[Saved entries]
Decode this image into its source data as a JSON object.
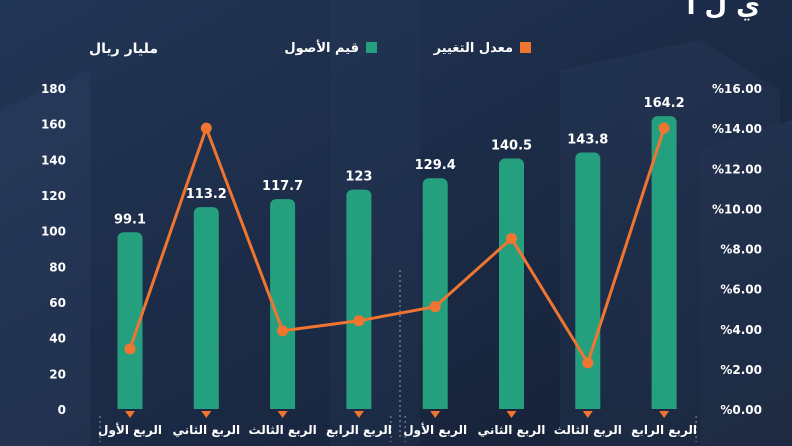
{
  "header": {
    "title_fragment": "ي ل ا"
  },
  "legend": {
    "assets_label": "قيم الأصول",
    "change_label": "معدل التغيير"
  },
  "axes": {
    "left_unit": "مليار ريال",
    "left_ticks": [
      "0",
      "20",
      "40",
      "60",
      "80",
      "100",
      "120",
      "140",
      "160",
      "180"
    ],
    "right_ticks": [
      "%0.00",
      "%2.00",
      "%4.00",
      "%6.00",
      "%8.00",
      "%10.00",
      "%12.00",
      "%14.00",
      "%16.00"
    ]
  },
  "colors": {
    "background": "#1a2740",
    "bar": "#25a07e",
    "bar_top": "#2fb58e",
    "line": "#f07530",
    "text": "#ffffff",
    "dashes": "#8a96aa"
  },
  "chart_data": {
    "type": "bar+line",
    "categories": [
      "الربع الأول",
      "الربع الثاني",
      "الربع الثالث",
      "الربع الرابع",
      "الربع الأول",
      "الربع الثاني",
      "الربع الثالث",
      "الربع الرابع"
    ],
    "series": [
      {
        "name": "قيم الأصول",
        "type": "bar",
        "axis": "left",
        "values": [
          99.1,
          113.2,
          117.7,
          123,
          129.4,
          140.5,
          143.8,
          164.2
        ]
      },
      {
        "name": "معدل التغيير",
        "type": "line",
        "axis": "right",
        "values": [
          3.0,
          14.0,
          3.9,
          4.4,
          5.1,
          8.5,
          2.3,
          14.0
        ]
      }
    ],
    "ylabel": "مليار ريال",
    "ylim": [
      0,
      180
    ],
    "y2lim": [
      0,
      16
    ],
    "grid": false,
    "legend_position": "top"
  }
}
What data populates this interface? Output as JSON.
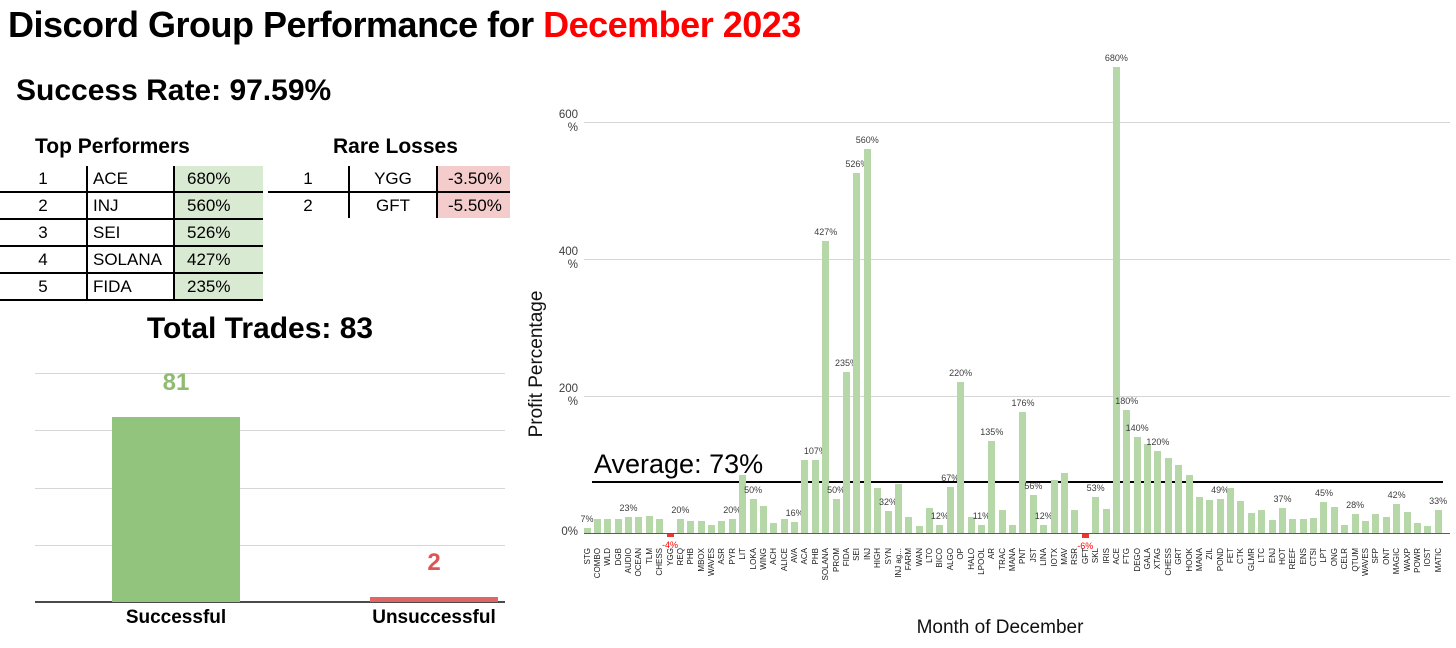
{
  "header": {
    "title_black": "Discord Group Performance for ",
    "title_red": "December 2023"
  },
  "success_rate": {
    "text": "Success Rate: 97.59%"
  },
  "top_performers": {
    "title": "Top Performers",
    "rows": [
      [
        "1",
        "ACE",
        "680%"
      ],
      [
        "2",
        "INJ",
        "560%"
      ],
      [
        "3",
        "SEI",
        "526%"
      ],
      [
        "4",
        "SOLANA",
        "427%"
      ],
      [
        "5",
        "FIDA",
        "235%"
      ]
    ]
  },
  "rare_losses": {
    "title": "Rare Losses",
    "rows": [
      [
        "1",
        "YGG",
        "-3.50%"
      ],
      [
        "2",
        "GFT",
        "-5.50%"
      ]
    ]
  },
  "colors": {
    "accent_red": "#ff0000",
    "positive_cell_bg": "#d9ead3",
    "negative_cell_bg": "#f4cccc"
  },
  "chart_data": [
    {
      "type": "bar",
      "title": "Total Trades: 83",
      "categories": [
        "Successful",
        "Unsuccessful"
      ],
      "values": [
        81,
        2
      ],
      "value_labels": [
        "81",
        "2"
      ],
      "bar_colors": [
        "#93c47d",
        "#e06666"
      ],
      "value_label_colors": [
        "#8fbc72",
        "#dd5555"
      ],
      "ylim": [
        0,
        100
      ],
      "gridline_values": [
        25,
        50,
        75,
        100
      ],
      "legend": "none"
    },
    {
      "type": "bar",
      "xlabel": "Month of December",
      "ylabel": "Profit Percentage",
      "ylim": [
        -10,
        700
      ],
      "ytick_values": [
        0,
        200,
        400,
        600
      ],
      "ytick_suffix": "%",
      "average": {
        "value": 73,
        "label": "Average: 73%"
      },
      "bar_colors": {
        "positive": "#b6d7a8",
        "negative": "#e8392f"
      },
      "value_label_colors": {
        "positive": "#3d3d3d",
        "negative": "#ff0000"
      },
      "points": [
        {
          "c": "STG",
          "v": 7,
          "l": "7%"
        },
        {
          "c": "COMBO",
          "v": 20
        },
        {
          "c": "WLD",
          "v": 20
        },
        {
          "c": "DGB",
          "v": 21
        },
        {
          "c": "AUDIO",
          "v": 23,
          "l": "23%"
        },
        {
          "c": "OCEAN",
          "v": 23
        },
        {
          "c": "TLM",
          "v": 25
        },
        {
          "c": "CHESS",
          "v": 21
        },
        {
          "c": "YGG",
          "v": -4,
          "l": "-4%"
        },
        {
          "c": "REQ",
          "v": 20,
          "l": "20%"
        },
        {
          "c": "PHB",
          "v": 17
        },
        {
          "c": "MBOX",
          "v": 17
        },
        {
          "c": "WAVES",
          "v": 12
        },
        {
          "c": "ASR",
          "v": 17
        },
        {
          "c": "PYR",
          "v": 20,
          "l": "20%"
        },
        {
          "c": "LIT",
          "v": 85
        },
        {
          "c": "LOKA",
          "v": 50,
          "l": "50%"
        },
        {
          "c": "WING",
          "v": 40
        },
        {
          "c": "ACH",
          "v": 15
        },
        {
          "c": "ALICE",
          "v": 21
        },
        {
          "c": "AVA",
          "v": 16,
          "l": "16%"
        },
        {
          "c": "ACA",
          "v": 107
        },
        {
          "c": "PHB",
          "v": 107,
          "l": "107%"
        },
        {
          "c": "SOLANA",
          "v": 427,
          "l": "427%"
        },
        {
          "c": "PROM",
          "v": 50,
          "l": "50%"
        },
        {
          "c": "FIDA",
          "v": 235,
          "l": "235%"
        },
        {
          "c": "SEI",
          "v": 526,
          "l": "526%"
        },
        {
          "c": "INJ",
          "v": 560,
          "l": "560%"
        },
        {
          "c": "HIGH",
          "v": 65
        },
        {
          "c": "SYN",
          "v": 32,
          "l": "32%"
        },
        {
          "c": "INJ ag...",
          "v": 72
        },
        {
          "c": "FARM",
          "v": 24
        },
        {
          "c": "WAN",
          "v": 10
        },
        {
          "c": "LTO",
          "v": 36
        },
        {
          "c": "BICO",
          "v": 12,
          "l": "12%"
        },
        {
          "c": "ALGO",
          "v": 67,
          "l": "67%"
        },
        {
          "c": "OP",
          "v": 220,
          "l": "220%"
        },
        {
          "c": "HALO",
          "v": 24
        },
        {
          "c": "LPOOL",
          "v": 11,
          "l": "11%"
        },
        {
          "c": "AR",
          "v": 135,
          "l": "135%"
        },
        {
          "c": "TRAC",
          "v": 33
        },
        {
          "c": "MANA",
          "v": 11
        },
        {
          "c": "PNT",
          "v": 176,
          "l": "176%"
        },
        {
          "c": "JST",
          "v": 56,
          "l": "56%"
        },
        {
          "c": "LINA",
          "v": 12,
          "l": "12%"
        },
        {
          "c": "IOTX",
          "v": 78
        },
        {
          "c": "MAV",
          "v": 88
        },
        {
          "c": "RSR",
          "v": 33
        },
        {
          "c": "GFT",
          "v": -6,
          "l": "-6%"
        },
        {
          "c": "SKL",
          "v": 53,
          "l": "53%"
        },
        {
          "c": "IRIS",
          "v": 35
        },
        {
          "c": "ACE",
          "v": 680,
          "l": "680%"
        },
        {
          "c": "FTG",
          "v": 180,
          "l": "180%"
        },
        {
          "c": "DEGO",
          "v": 140,
          "l": "140%"
        },
        {
          "c": "GALA",
          "v": 130
        },
        {
          "c": "XTAG",
          "v": 120,
          "l": "120%"
        },
        {
          "c": "CHESS",
          "v": 110
        },
        {
          "c": "GRT",
          "v": 100
        },
        {
          "c": "HOOK",
          "v": 85
        },
        {
          "c": "MANA",
          "v": 53
        },
        {
          "c": "ZIL",
          "v": 48
        },
        {
          "c": "POND",
          "v": 49,
          "l": "49%"
        },
        {
          "c": "FET",
          "v": 65
        },
        {
          "c": "CTK",
          "v": 46
        },
        {
          "c": "GLMR",
          "v": 29
        },
        {
          "c": "LTC",
          "v": 34
        },
        {
          "c": "ENJ",
          "v": 19
        },
        {
          "c": "HOT",
          "v": 37,
          "l": "37%"
        },
        {
          "c": "REEF",
          "v": 20
        },
        {
          "c": "ENS",
          "v": 21
        },
        {
          "c": "CTSI",
          "v": 22
        },
        {
          "c": "LPT",
          "v": 45,
          "l": "45%"
        },
        {
          "c": "ONG",
          "v": 38
        },
        {
          "c": "CELR",
          "v": 12
        },
        {
          "c": "QTUM",
          "v": 28,
          "l": "28%"
        },
        {
          "c": "WAVES",
          "v": 18
        },
        {
          "c": "SFP",
          "v": 28
        },
        {
          "c": "ONT",
          "v": 23
        },
        {
          "c": "MAGIC",
          "v": 42,
          "l": "42%"
        },
        {
          "c": "WAXP",
          "v": 31
        },
        {
          "c": "POWR",
          "v": 15
        },
        {
          "c": "IOST",
          "v": 10
        },
        {
          "c": "MATIC",
          "v": 33,
          "l": "33%"
        }
      ]
    }
  ]
}
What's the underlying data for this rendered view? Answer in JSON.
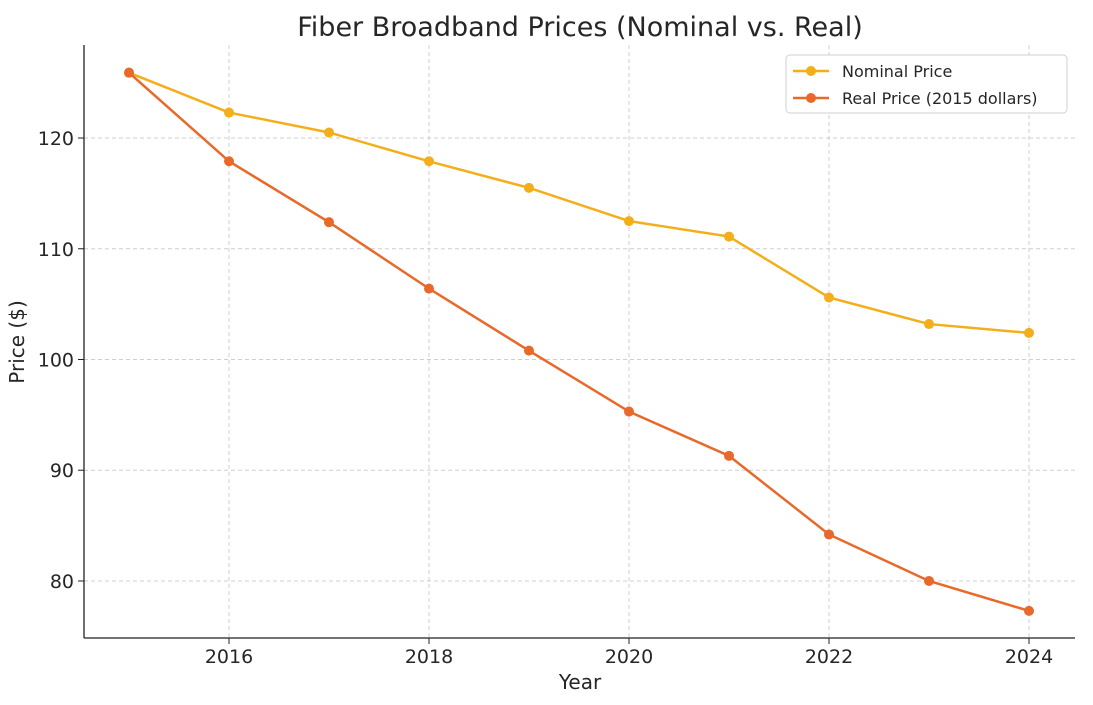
{
  "chart_data": {
    "type": "line",
    "title": "Fiber Broadband Prices (Nominal vs. Real)",
    "xlabel": "Year",
    "ylabel": "Price ($)",
    "x": [
      2015,
      2016,
      2017,
      2018,
      2019,
      2020,
      2021,
      2022,
      2023,
      2024
    ],
    "xlim": [
      2014.55,
      2024.46
    ],
    "ylim": [
      74.85,
      128.4
    ],
    "xticks": [
      2016,
      2018,
      2020,
      2022,
      2024
    ],
    "yticks": [
      80,
      90,
      100,
      110,
      120
    ],
    "grid": true,
    "legend_position": "top-right",
    "series": [
      {
        "name": "Nominal Price",
        "color": "#f4ae1a",
        "values": [
          125.9,
          122.3,
          120.5,
          117.9,
          115.5,
          112.5,
          111.1,
          105.6,
          103.2,
          102.4
        ]
      },
      {
        "name": "Real Price (2015 dollars)",
        "color": "#e8692a",
        "values": [
          125.9,
          117.9,
          112.4,
          106.4,
          100.8,
          95.3,
          91.3,
          84.2,
          80.0,
          77.3
        ]
      }
    ]
  }
}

Given problem => Report all lines of the data above that include the string "معدل".

Task solution =>
    "change_label": "معدل التغيير"
        "name": "معدل التغيير",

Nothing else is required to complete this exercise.